CHALLENGE: Transcribe the entries that follow exactly as they appear, minus pictures.
══ DATASET CONTENT
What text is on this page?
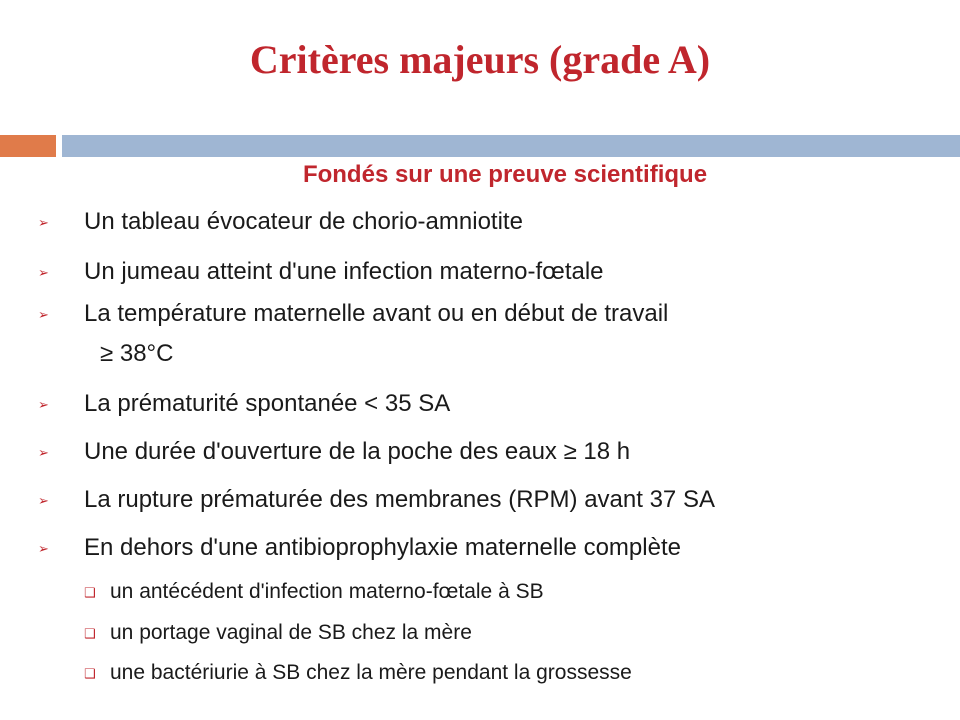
Critères majeurs (grade A)
Fondés sur une preuve scientifique
➢ Un tableau évocateur de chorio-amniotite
➢ Un jumeau atteint d'une infection materno-fœtale
➢ La température maternelle avant ou en début de travail
≥ 38°C
➢ La prématurité spontanée < 35 SA
➢ Une durée d'ouverture de la poche des eaux ≥ 18 h
➢ La rupture prématurée des membranes (RPM) avant 37 SA
➢ En dehors d'une antibioprophylaxie maternelle complète
❑ un antécédent d'infection materno-fœtale à SB
❑ un portage vaginal de SB chez la mère
❑ une bactériurie à SB chez la mère pendant la grossesse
════
FINISHED TASK:
What text is on this page?
Critères majeurs (grade A)
Fondés sur une preuve scientifique
➢ Un tableau évocateur de chorio-amniotite
➢ Un jumeau atteint d'une infection materno-fœtale
➢ La température maternelle avant ou en début de travail
≥ 38°C
➢ La prématurité spontanée < 35 SA
➢ Une durée d'ouverture de la poche des eaux ≥ 18 h
➢ La rupture prématurée des membranes (RPM) avant 37 SA
➢ En dehors d'une antibioprophylaxie maternelle complète
❑ un antécédent d'infection materno-fœtale à SB
❑ un portage vaginal de SB chez la mère
❑ une bactériurie à SB chez la mère pendant la grossesse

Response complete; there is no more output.